- [DATASET EXTRACT]:
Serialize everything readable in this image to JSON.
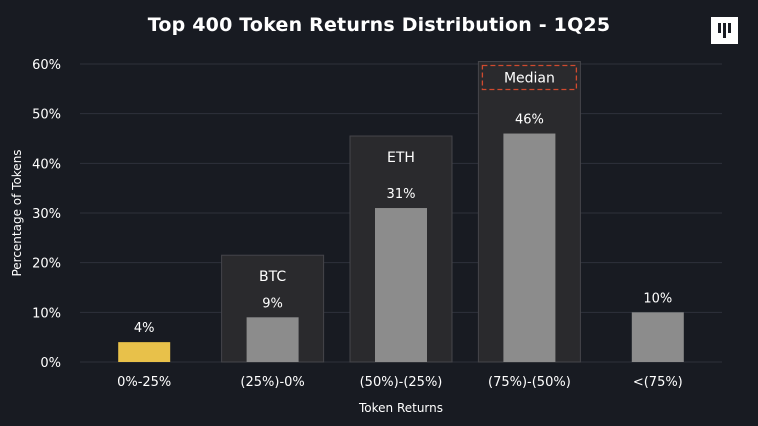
{
  "title": "Top 400 Token Returns Distribution - 1Q25",
  "logo_icon": "pantera-logo-icon",
  "chart_data": {
    "type": "bar",
    "title": "Top 400 Token Returns Distribution - 1Q25",
    "xlabel": "Token Returns",
    "ylabel": "Percentage of Tokens",
    "ylim": [
      0,
      60
    ],
    "yticks": [
      0,
      10,
      20,
      30,
      40,
      50,
      60
    ],
    "ytick_labels": [
      "0%",
      "10%",
      "20%",
      "30%",
      "40%",
      "50%",
      "60%"
    ],
    "categories": [
      "0%-25%",
      "(25%)-0%",
      "(50%)-(25%)",
      "(75%)-(50%)",
      "<(75%)"
    ],
    "values": [
      4,
      9,
      31,
      46,
      10
    ],
    "data_labels": [
      "4%",
      "9%",
      "31%",
      "46%",
      "10%"
    ],
    "bar_colors": [
      "#e8c14a",
      "#8c8c8c",
      "#8c8c8c",
      "#8c8c8c",
      "#8c8c8c"
    ],
    "grid": true,
    "annotations": [
      {
        "label": "BTC",
        "category": "(25%)-0%",
        "box_top": 21.5
      },
      {
        "label": "ETH",
        "category": "(50%)-(25%)",
        "box_top": 45.5
      },
      {
        "label": "Median",
        "category": "(75%)-(50%)",
        "box_top": 60.5,
        "highlight": true
      }
    ],
    "colors": {
      "background": "#181b22",
      "grid": "#2e323b",
      "annotation_box": "#2a2a2d",
      "annotation_border": "#45454a",
      "median_border": "#d04a2f"
    }
  }
}
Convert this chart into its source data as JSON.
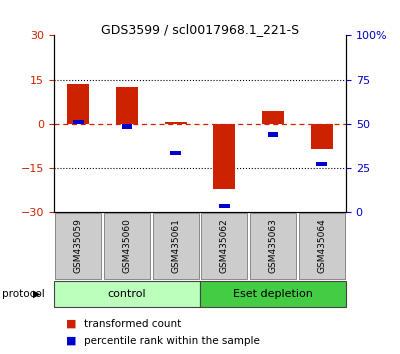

- [WHAT TO PRODUCE]: Write out the full set of lines verbatim, without the pictures.

- [RESPONSE]:
Serialize everything readable in this image to JSON.
{
  "title": "Top 400 Token Returns Distribution - 1Q25",
  "logo_icon": "pantera-logo-icon",
  "chart_data": {
    "type": "bar",
    "title": "Top 400 Token Returns Distribution - 1Q25",
    "xlabel": "Token Returns",
    "ylabel": "Percentage of Tokens",
    "ylim": [
      0,
      60
    ],
    "yticks": [
      0,
      10,
      20,
      30,
      40,
      50,
      60
    ],
    "ytick_labels": [
      "0%",
      "10%",
      "20%",
      "30%",
      "40%",
      "50%",
      "60%"
    ],
    "categories": [
      "0%-25%",
      "(25%)-0%",
      "(50%)-(25%)",
      "(75%)-(50%)",
      "<(75%)"
    ],
    "values": [
      4,
      9,
      31,
      46,
      10
    ],
    "data_labels": [
      "4%",
      "9%",
      "31%",
      "46%",
      "10%"
    ],
    "bar_colors": [
      "#e8c14a",
      "#8c8c8c",
      "#8c8c8c",
      "#8c8c8c",
      "#8c8c8c"
    ],
    "grid": true,
    "annotations": [
      {
        "label": "BTC",
        "category": "(25%)-0%",
        "box_top": 21.5
      },
      {
        "label": "ETH",
        "category": "(50%)-(25%)",
        "box_top": 45.5
      },
      {
        "label": "Median",
        "category": "(75%)-(50%)",
        "box_top": 60.5,
        "highlight": true
      }
    ],
    "colors": {
      "background": "#181b22",
      "grid": "#2e323b",
      "annotation_box": "#2a2a2d",
      "annotation_border": "#45454a",
      "median_border": "#d04a2f"
    }
  }
}
Convert this chart into its source data as JSON.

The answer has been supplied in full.